## What is asked
In full and without deviation, write out the entries that follow.

## start Given records

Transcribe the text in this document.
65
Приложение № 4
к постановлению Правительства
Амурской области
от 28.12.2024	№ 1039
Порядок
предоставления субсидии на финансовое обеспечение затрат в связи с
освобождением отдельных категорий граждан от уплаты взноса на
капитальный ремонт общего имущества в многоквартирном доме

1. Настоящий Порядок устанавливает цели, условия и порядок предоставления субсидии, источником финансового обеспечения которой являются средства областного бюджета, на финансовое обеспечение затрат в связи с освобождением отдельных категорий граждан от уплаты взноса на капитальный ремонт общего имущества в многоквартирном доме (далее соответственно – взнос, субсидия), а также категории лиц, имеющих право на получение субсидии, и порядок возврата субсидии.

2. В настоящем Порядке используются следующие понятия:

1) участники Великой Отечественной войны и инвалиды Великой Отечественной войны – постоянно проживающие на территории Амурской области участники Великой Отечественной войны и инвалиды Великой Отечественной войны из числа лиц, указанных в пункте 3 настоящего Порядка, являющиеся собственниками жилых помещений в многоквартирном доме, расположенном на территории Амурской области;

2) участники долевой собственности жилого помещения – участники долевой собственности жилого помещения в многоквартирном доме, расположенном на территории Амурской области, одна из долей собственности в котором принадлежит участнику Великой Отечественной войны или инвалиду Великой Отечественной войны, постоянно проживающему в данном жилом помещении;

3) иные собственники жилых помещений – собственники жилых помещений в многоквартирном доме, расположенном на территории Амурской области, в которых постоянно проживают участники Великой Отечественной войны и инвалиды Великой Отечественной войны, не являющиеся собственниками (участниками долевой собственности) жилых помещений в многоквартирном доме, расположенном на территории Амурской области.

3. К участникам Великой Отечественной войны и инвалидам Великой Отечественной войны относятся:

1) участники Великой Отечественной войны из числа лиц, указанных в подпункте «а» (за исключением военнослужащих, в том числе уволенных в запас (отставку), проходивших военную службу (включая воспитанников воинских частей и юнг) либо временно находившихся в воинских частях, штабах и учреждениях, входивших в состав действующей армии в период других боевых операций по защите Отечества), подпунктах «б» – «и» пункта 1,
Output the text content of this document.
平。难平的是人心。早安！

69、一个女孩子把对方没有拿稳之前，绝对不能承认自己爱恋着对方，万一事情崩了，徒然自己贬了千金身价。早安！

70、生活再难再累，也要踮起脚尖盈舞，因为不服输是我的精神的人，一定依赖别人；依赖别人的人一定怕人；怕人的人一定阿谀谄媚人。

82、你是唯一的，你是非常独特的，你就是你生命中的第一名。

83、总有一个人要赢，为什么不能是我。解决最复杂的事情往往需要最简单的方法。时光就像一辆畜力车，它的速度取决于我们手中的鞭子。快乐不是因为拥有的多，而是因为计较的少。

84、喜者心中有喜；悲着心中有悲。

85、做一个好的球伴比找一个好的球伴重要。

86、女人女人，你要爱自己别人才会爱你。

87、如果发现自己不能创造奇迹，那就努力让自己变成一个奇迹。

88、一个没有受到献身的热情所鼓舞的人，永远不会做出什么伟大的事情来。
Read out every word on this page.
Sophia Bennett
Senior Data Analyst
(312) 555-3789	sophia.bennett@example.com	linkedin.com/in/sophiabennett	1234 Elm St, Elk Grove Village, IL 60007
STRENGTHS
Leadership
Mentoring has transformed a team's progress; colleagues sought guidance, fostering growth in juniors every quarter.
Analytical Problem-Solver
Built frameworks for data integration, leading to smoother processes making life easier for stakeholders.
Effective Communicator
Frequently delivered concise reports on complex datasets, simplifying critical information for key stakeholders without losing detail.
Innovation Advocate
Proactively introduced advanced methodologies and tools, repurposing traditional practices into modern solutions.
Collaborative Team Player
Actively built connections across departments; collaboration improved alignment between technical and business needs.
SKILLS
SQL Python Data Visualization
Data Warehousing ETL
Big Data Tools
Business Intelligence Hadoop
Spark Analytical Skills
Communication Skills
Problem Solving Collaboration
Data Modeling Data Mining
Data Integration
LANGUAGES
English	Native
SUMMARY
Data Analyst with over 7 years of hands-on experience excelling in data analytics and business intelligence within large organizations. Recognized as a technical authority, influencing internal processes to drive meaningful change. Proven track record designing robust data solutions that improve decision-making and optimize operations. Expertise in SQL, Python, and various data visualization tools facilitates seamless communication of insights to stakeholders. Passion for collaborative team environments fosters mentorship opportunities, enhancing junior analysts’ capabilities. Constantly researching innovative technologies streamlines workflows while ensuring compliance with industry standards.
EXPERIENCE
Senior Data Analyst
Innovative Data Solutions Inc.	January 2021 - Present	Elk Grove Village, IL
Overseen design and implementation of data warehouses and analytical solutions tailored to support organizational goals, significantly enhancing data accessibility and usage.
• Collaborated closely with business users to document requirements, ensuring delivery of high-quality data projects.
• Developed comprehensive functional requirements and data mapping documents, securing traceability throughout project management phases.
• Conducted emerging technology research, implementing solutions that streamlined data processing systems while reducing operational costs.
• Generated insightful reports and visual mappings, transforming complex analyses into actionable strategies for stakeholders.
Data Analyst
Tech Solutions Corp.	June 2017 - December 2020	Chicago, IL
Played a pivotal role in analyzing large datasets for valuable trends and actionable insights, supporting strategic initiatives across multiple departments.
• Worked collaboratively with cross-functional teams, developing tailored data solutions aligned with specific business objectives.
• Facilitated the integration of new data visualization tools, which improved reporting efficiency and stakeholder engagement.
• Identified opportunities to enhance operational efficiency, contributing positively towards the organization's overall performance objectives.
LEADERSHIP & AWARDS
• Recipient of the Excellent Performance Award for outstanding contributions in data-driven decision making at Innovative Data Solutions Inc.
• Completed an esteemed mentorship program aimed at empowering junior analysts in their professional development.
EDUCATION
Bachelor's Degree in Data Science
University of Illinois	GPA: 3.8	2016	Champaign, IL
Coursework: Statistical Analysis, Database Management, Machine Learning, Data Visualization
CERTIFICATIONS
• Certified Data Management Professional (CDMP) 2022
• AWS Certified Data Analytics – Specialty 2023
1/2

## end Given records

## Written solution
Transcribe the text in this document.
65
Приложение № 4
к постановлению Правительства
Амурской области
от 28.12.2024	№ 1039
Порядок
предоставления субсидии на финансовое обеспечение затрат в связи с
освобождением отдельных категорий граждан от уплаты взноса на
капитальный ремонт общего имущества в многоквартирном доме

1. Настоящий Порядок устанавливает цели, условия и порядок предоставления субсидии, источником финансового обеспечения которой являются средства областного бюджета, на финансовое обеспечение затрат в связи с освобождением отдельных категорий граждан от уплаты взноса на капитальный ремонт общего имущества в многоквартирном доме (далее соответственно – взнос, субсидия), а также категории лиц, имеющих право на получение субсидии, и порядок возврата субсидии.

2. В настоящем Порядке используются следующие понятия:

1) участники Великой Отечественной войны и инвалиды Великой Отечественной войны – постоянно проживающие на территории Амурской области участники Великой Отечественной войны и инвалиды Великой Отечественной войны из числа лиц, указанных в пункте 3 настоящего Порядка, являющиеся собственниками жилых помещений в многоквартирном доме, расположенном на территории Амурской области;

2) участники долевой собственности жилого помещения – участники долевой собственности жилого помещения в многоквартирном доме, расположенном на территории Амурской области, одна из долей собственности в котором принадлежит участнику Великой Отечественной войны или инвалиду Великой Отечественной войны, постоянно проживающему в данном жилом помещении;

3) иные собственники жилых помещений – собственники жилых помещений в многоквартирном доме, расположенном на территории Амурской области, в которых постоянно проживают участники Великой Отечественной войны и инвалиды Великой Отечественной войны, не являющиеся собственниками (участниками долевой собственности) жилых помещений в многоквартирном доме, расположенном на территории Амурской области.

3. К участникам Великой Отечественной войны и инвалидам Великой Отечественной войны относятся:

1) участники Великой Отечественной войны из числа лиц, указанных в подпункте «а» (за исключением военнослужащих, в том числе уволенных в запас (отставку), проходивших военную службу (включая воспитанников воинских частей и юнг) либо временно находившихся в воинских частях, штабах и учреждениях, входивших в состав действующей армии в период других боевых операций по защите Отечества), подпунктах «б» – «и» пункта 1,
Output the text content of this document.
平。难平的是人心。早安！

69、一个女孩子把对方没有拿稳之前，绝对不能承认自己爱恋着对方，万一事情崩了，徒然自己贬了千金身价。早安！

70、生活再难再累，也要踮起脚尖盈舞，因为不服输是我的精神的人，一定依赖别人；依赖别人的人一定怕人；怕人的人一定阿谀谄媚人。

82、你是唯一的，你是非常独特的，你就是你生命中的第一名。

83、总有一个人要赢，为什么不能是我。解决最复杂的事情往往需要最简单的方法。时光就像一辆畜力车，它的速度取决于我们手中的鞭子。快乐不是因为拥有的多，而是因为计较的少。

84、喜者心中有喜；悲着心中有悲。

85、做一个好的球伴比找一个好的球伴重要。

86、女人女人，你要爱自己别人才会爱你。

87、如果发现自己不能创造奇迹，那就努力让自己变成一个奇迹。

88、一个没有受到献身的热情所鼓舞的人，永远不会做出什么伟大的事情来。
Read out every word on this page.
Sophia Bennett
Senior Data Analyst
(312) 555-3789	sophia.bennett@example.com	linkedin.com/in/sophiabennett	1234 Elm St, Elk Grove Village, IL 60007
STRENGTHS
Leadership
Mentoring has transformed a team's progress; colleagues sought guidance, fostering growth in juniors every quarter.
Analytical Problem-Solver
Built frameworks for data integration, leading to smoother processes making life easier for stakeholders.
Effective Communicator
Frequently delivered concise reports on complex datasets, simplifying critical information for key stakeholders without losing detail.
Innovation Advocate
Proactively introduced advanced methodologies and tools, repurposing traditional practices into modern solutions.
Collaborative Team Player
Actively built connections across departments; collaboration improved alignment between technical and business needs.
SKILLS
SQL Python Data Visualization
Data Warehousing ETL
Big Data Tools
Business Intelligence Hadoop
Spark Analytical Skills
Communication Skills
Problem Solving Collaboration
Data Modeling Data Mining
Data Integration
LANGUAGES
English	Native
SUMMARY
Data Analyst with over 7 years of hands-on experience excelling in data analytics and business intelligence within large organizations. Recognized as a technical authority, influencing internal processes to drive meaningful change. Proven track record designing robust data solutions that improve decision-making and optimize operations. Expertise in SQL, Python, and various data visualization tools facilitates seamless communication of insights to stakeholders. Passion for collaborative team environments fosters mentorship opportunities, enhancing junior analysts’ capabilities. Constantly researching innovative technologies streamlines workflows while ensuring compliance with industry standards.
EXPERIENCE
Senior Data Analyst
Innovative Data Solutions Inc.	January 2021 - Present	Elk Grove Village, IL
Overseen design and implementation of data warehouses and analytical solutions tailored to support organizational goals, significantly enhancing data accessibility and usage.
• Collaborated closely with business users to document requirements, ensuring delivery of high-quality data projects.
• Developed comprehensive functional requirements and data mapping documents, securing traceability throughout project management phases.
• Conducted emerging technology research, implementing solutions that streamlined data processing systems while reducing operational costs.
• Generated insightful reports and visual mappings, transforming complex analyses into actionable strategies for stakeholders.
Data Analyst
Tech Solutions Corp.	June 2017 - December 2020	Chicago, IL
Played a pivotal role in analyzing large datasets for valuable trends and actionable insights, supporting strategic initiatives across multiple departments.
• Worked collaboratively with cross-functional teams, developing tailored data solutions aligned with specific business objectives.
• Facilitated the integration of new data visualization tools, which improved reporting efficiency and stakeholder engagement.
• Identified opportunities to enhance operational efficiency, contributing positively towards the organization's overall performance objectives.
LEADERSHIP & AWARDS
• Recipient of the Excellent Performance Award for outstanding contributions in data-driven decision making at Innovative Data Solutions Inc.
• Completed an esteemed mentorship program aimed at empowering junior analysts in their professional development.
EDUCATION
Bachelor's Degree in Data Science
University of Illinois	GPA: 3.8	2016	Champaign, IL
Coursework: Statistical Analysis, Database Management, Machine Learning, Data Visualization
CERTIFICATIONS
• Certified Data Management Professional (CDMP) 2022
• AWS Certified Data Analytics – Specialty 2023
1/2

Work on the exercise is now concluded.